* Start Dataset entries *
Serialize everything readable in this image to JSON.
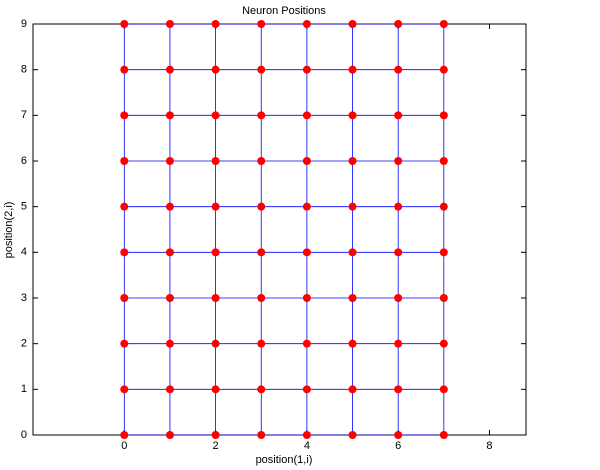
{
  "chart_data": {
    "type": "scatter",
    "title": "Neuron Positions",
    "x_label": "position(1,i)",
    "y_label": "position(2,i)",
    "x": [
      0,
      1,
      2,
      3,
      4,
      5,
      6,
      7,
      0,
      1,
      2,
      3,
      4,
      5,
      6,
      7,
      0,
      1,
      2,
      3,
      4,
      5,
      6,
      7,
      0,
      1,
      2,
      3,
      4,
      5,
      6,
      7,
      0,
      1,
      2,
      3,
      4,
      5,
      6,
      7,
      0,
      1,
      2,
      3,
      4,
      5,
      6,
      7,
      0,
      1,
      2,
      3,
      4,
      5,
      6,
      7,
      0,
      1,
      2,
      3,
      4,
      5,
      6,
      7,
      0,
      1,
      2,
      3,
      4,
      5,
      6,
      7,
      0,
      1,
      2,
      3,
      4,
      5,
      6,
      7
    ],
    "y": [
      0,
      0,
      0,
      0,
      0,
      0,
      0,
      0,
      1,
      1,
      1,
      1,
      1,
      1,
      1,
      1,
      2,
      2,
      2,
      2,
      2,
      2,
      2,
      2,
      3,
      3,
      3,
      3,
      3,
      3,
      3,
      3,
      4,
      4,
      4,
      4,
      4,
      4,
      4,
      4,
      5,
      5,
      5,
      5,
      5,
      5,
      5,
      5,
      6,
      6,
      6,
      6,
      6,
      6,
      6,
      6,
      7,
      7,
      7,
      7,
      7,
      7,
      7,
      7,
      8,
      8,
      8,
      8,
      8,
      8,
      8,
      8,
      9,
      9,
      9,
      9,
      9,
      9,
      9,
      9
    ],
    "point_color": "#ff0000",
    "line_color": "#0000ff",
    "xlim": [
      -2,
      8.8
    ],
    "ylim": [
      0,
      9
    ],
    "xticks": [
      0,
      2,
      4,
      6,
      8
    ],
    "yticks": [
      0,
      1,
      2,
      3,
      4,
      5,
      6,
      7,
      8,
      9
    ]
  }
}
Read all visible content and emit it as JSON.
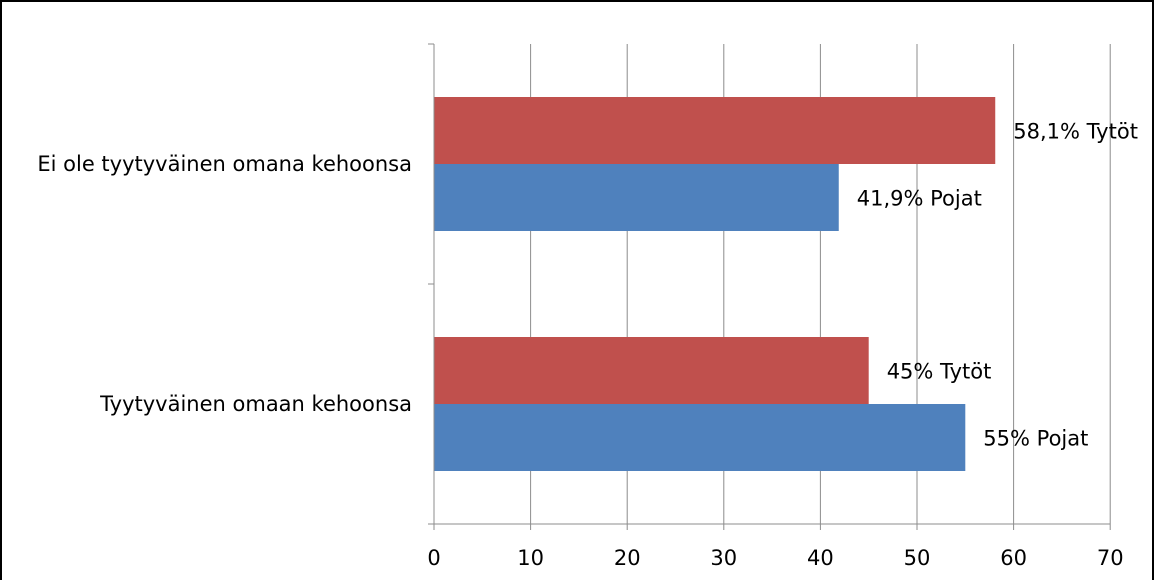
{
  "chart_data": {
    "type": "bar",
    "orientation": "horizontal",
    "categories": [
      "Ei ole tyytyväinen omana kehoonsa",
      "Tyytyväinen omaan kehoonsa"
    ],
    "series": [
      {
        "color": "#C0504D",
        "values": [
          58.1,
          45
        ],
        "labels": [
          "58,1% Tytöt",
          "45% Tytöt"
        ]
      },
      {
        "color": "#4F81BD",
        "values": [
          41.9,
          55
        ],
        "labels": [
          "41,9% Pojat",
          "55% Pojat"
        ]
      }
    ],
    "x_ticks": [
      "0",
      "10",
      "20",
      "30",
      "40",
      "50",
      "60",
      "70"
    ],
    "xlim": [
      0,
      70
    ],
    "grid": "vertical"
  }
}
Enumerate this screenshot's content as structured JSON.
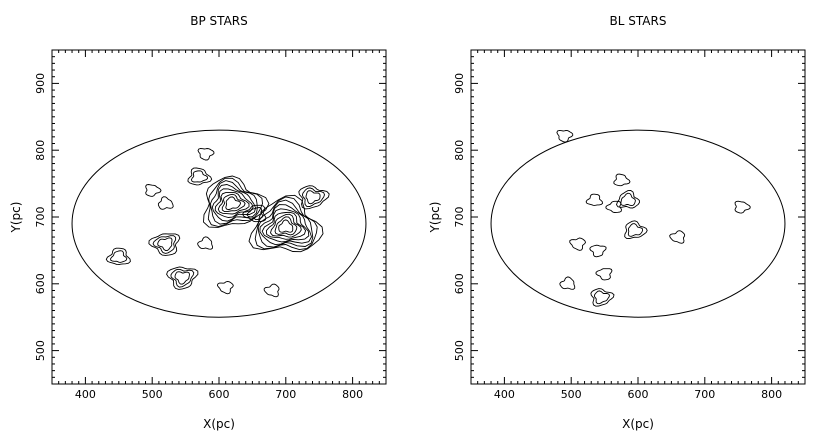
{
  "chart_data": [
    {
      "type": "contour",
      "title": "BP STARS",
      "xlabel": "X(pc)",
      "ylabel": "Y(pc)",
      "xlim": [
        350,
        850
      ],
      "ylim": [
        450,
        950
      ],
      "xticks": [
        "400",
        "500",
        "600",
        "700",
        "800"
      ],
      "yticks": [
        "500",
        "600",
        "700",
        "800",
        "900"
      ],
      "ellipse": {
        "center": [
          600,
          690
        ],
        "semi_axes": [
          220,
          140
        ]
      },
      "peaks": [
        {
          "x": 700,
          "y": 685,
          "levels": 9
        },
        {
          "x": 620,
          "y": 720,
          "levels": 8
        },
        {
          "x": 740,
          "y": 730,
          "levels": 3
        },
        {
          "x": 545,
          "y": 610,
          "levels": 3
        },
        {
          "x": 520,
          "y": 660,
          "levels": 3
        },
        {
          "x": 655,
          "y": 705,
          "levels": 2
        },
        {
          "x": 450,
          "y": 640,
          "levels": 2
        },
        {
          "x": 570,
          "y": 760,
          "levels": 2
        },
        {
          "x": 500,
          "y": 740,
          "levels": 1
        },
        {
          "x": 580,
          "y": 795,
          "levels": 1
        },
        {
          "x": 610,
          "y": 595,
          "levels": 1
        },
        {
          "x": 680,
          "y": 590,
          "levels": 1
        },
        {
          "x": 580,
          "y": 660,
          "levels": 1
        },
        {
          "x": 520,
          "y": 720,
          "levels": 1
        }
      ]
    },
    {
      "type": "contour",
      "title": "BL STARS",
      "xlabel": "X(pc)",
      "ylabel": "Y(pc)",
      "xlim": [
        350,
        850
      ],
      "ylim": [
        450,
        950
      ],
      "xticks": [
        "400",
        "500",
        "600",
        "700",
        "800"
      ],
      "yticks": [
        "500",
        "600",
        "700",
        "800",
        "900"
      ],
      "ellipse": {
        "center": [
          600,
          690
        ],
        "semi_axes": [
          220,
          140
        ]
      },
      "peaks": [
        {
          "x": 585,
          "y": 725,
          "levels": 2
        },
        {
          "x": 595,
          "y": 680,
          "levels": 2
        },
        {
          "x": 545,
          "y": 580,
          "levels": 2
        },
        {
          "x": 540,
          "y": 650,
          "levels": 1
        },
        {
          "x": 550,
          "y": 615,
          "levels": 1
        },
        {
          "x": 565,
          "y": 715,
          "levels": 1
        },
        {
          "x": 535,
          "y": 725,
          "levels": 1
        },
        {
          "x": 575,
          "y": 755,
          "levels": 1
        },
        {
          "x": 755,
          "y": 715,
          "levels": 1
        },
        {
          "x": 490,
          "y": 822,
          "levels": 1
        },
        {
          "x": 510,
          "y": 660,
          "levels": 1
        },
        {
          "x": 660,
          "y": 670,
          "levels": 1
        },
        {
          "x": 495,
          "y": 600,
          "levels": 1
        }
      ]
    }
  ]
}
* End Dataset entries *
__Requirements__: Each entry should be repeated exactly as it appears; the pictures stay out.

__Solution to the exercise__:
Serialize everything readable in this image to JSON.
{
  "chart_data": {
    "type": "scatter",
    "title": "Neuron Positions",
    "x_label": "position(1,i)",
    "y_label": "position(2,i)",
    "x": [
      0,
      1,
      2,
      3,
      4,
      5,
      6,
      7,
      0,
      1,
      2,
      3,
      4,
      5,
      6,
      7,
      0,
      1,
      2,
      3,
      4,
      5,
      6,
      7,
      0,
      1,
      2,
      3,
      4,
      5,
      6,
      7,
      0,
      1,
      2,
      3,
      4,
      5,
      6,
      7,
      0,
      1,
      2,
      3,
      4,
      5,
      6,
      7,
      0,
      1,
      2,
      3,
      4,
      5,
      6,
      7,
      0,
      1,
      2,
      3,
      4,
      5,
      6,
      7,
      0,
      1,
      2,
      3,
      4,
      5,
      6,
      7,
      0,
      1,
      2,
      3,
      4,
      5,
      6,
      7
    ],
    "y": [
      0,
      0,
      0,
      0,
      0,
      0,
      0,
      0,
      1,
      1,
      1,
      1,
      1,
      1,
      1,
      1,
      2,
      2,
      2,
      2,
      2,
      2,
      2,
      2,
      3,
      3,
      3,
      3,
      3,
      3,
      3,
      3,
      4,
      4,
      4,
      4,
      4,
      4,
      4,
      4,
      5,
      5,
      5,
      5,
      5,
      5,
      5,
      5,
      6,
      6,
      6,
      6,
      6,
      6,
      6,
      6,
      7,
      7,
      7,
      7,
      7,
      7,
      7,
      7,
      8,
      8,
      8,
      8,
      8,
      8,
      8,
      8,
      9,
      9,
      9,
      9,
      9,
      9,
      9,
      9
    ],
    "point_color": "#ff0000",
    "line_color": "#0000ff",
    "xlim": [
      -2,
      8.8
    ],
    "ylim": [
      0,
      9
    ],
    "xticks": [
      0,
      2,
      4,
      6,
      8
    ],
    "yticks": [
      0,
      1,
      2,
      3,
      4,
      5,
      6,
      7,
      8,
      9
    ]
  }
}
Read all visible content and emit it as JSON.
{
  "chart_data": {
    "type": "bar",
    "orientation": "horizontal",
    "categories": [
      "Ei ole tyytyväinen omana kehoonsa",
      "Tyytyväinen omaan kehoonsa"
    ],
    "series": [
      {
        "color": "#C0504D",
        "values": [
          58.1,
          45
        ],
        "labels": [
          "58,1% Tytöt",
          "45% Tytöt"
        ]
      },
      {
        "color": "#4F81BD",
        "values": [
          41.9,
          55
        ],
        "labels": [
          "41,9% Pojat",
          "55% Pojat"
        ]
      }
    ],
    "x_ticks": [
      "0",
      "10",
      "20",
      "30",
      "40",
      "50",
      "60",
      "70"
    ],
    "xlim": [
      0,
      70
    ],
    "grid": "vertical"
  }
}
Enumerate this screenshot's content as structured JSON.
{
  "chart_data": [
    {
      "type": "contour",
      "title": "BP STARS",
      "xlabel": "X(pc)",
      "ylabel": "Y(pc)",
      "xlim": [
        350,
        850
      ],
      "ylim": [
        450,
        950
      ],
      "xticks": [
        "400",
        "500",
        "600",
        "700",
        "800"
      ],
      "yticks": [
        "500",
        "600",
        "700",
        "800",
        "900"
      ],
      "ellipse": {
        "center": [
          600,
          690
        ],
        "semi_axes": [
          220,
          140
        ]
      },
      "peaks": [
        {
          "x": 700,
          "y": 685,
          "levels": 9
        },
        {
          "x": 620,
          "y": 720,
          "levels": 8
        },
        {
          "x": 740,
          "y": 730,
          "levels": 3
        },
        {
          "x": 545,
          "y": 610,
          "levels": 3
        },
        {
          "x": 520,
          "y": 660,
          "levels": 3
        },
        {
          "x": 655,
          "y": 705,
          "levels": 2
        },
        {
          "x": 450,
          "y": 640,
          "levels": 2
        },
        {
          "x": 570,
          "y": 760,
          "levels": 2
        },
        {
          "x": 500,
          "y": 740,
          "levels": 1
        },
        {
          "x": 580,
          "y": 795,
          "levels": 1
        },
        {
          "x": 610,
          "y": 595,
          "levels": 1
        },
        {
          "x": 680,
          "y": 590,
          "levels": 1
        },
        {
          "x": 580,
          "y": 660,
          "levels": 1
        },
        {
          "x": 520,
          "y": 720,
          "levels": 1
        }
      ]
    },
    {
      "type": "contour",
      "title": "BL STARS",
      "xlabel": "X(pc)",
      "ylabel": "Y(pc)",
      "xlim": [
        350,
        850
      ],
      "ylim": [
        450,
        950
      ],
      "xticks": [
        "400",
        "500",
        "600",
        "700",
        "800"
      ],
      "yticks": [
        "500",
        "600",
        "700",
        "800",
        "900"
      ],
      "ellipse": {
        "center": [
          600,
          690
        ],
        "semi_axes": [
          220,
          140
        ]
      },
      "peaks": [
        {
          "x": 585,
          "y": 725,
          "levels": 2
        },
        {
          "x": 595,
          "y": 680,
          "levels": 2
        },
        {
          "x": 545,
          "y": 580,
          "levels": 2
        },
        {
          "x": 540,
          "y": 650,
          "levels": 1
        },
        {
          "x": 550,
          "y": 615,
          "levels": 1
        },
        {
          "x": 565,
          "y": 715,
          "levels": 1
        },
        {
          "x": 535,
          "y": 725,
          "levels": 1
        },
        {
          "x": 575,
          "y": 755,
          "levels": 1
        },
        {
          "x": 755,
          "y": 715,
          "levels": 1
        },
        {
          "x": 490,
          "y": 822,
          "levels": 1
        },
        {
          "x": 510,
          "y": 660,
          "levels": 1
        },
        {
          "x": 660,
          "y": 670,
          "levels": 1
        },
        {
          "x": 495,
          "y": 600,
          "levels": 1
        }
      ]
    }
  ]
}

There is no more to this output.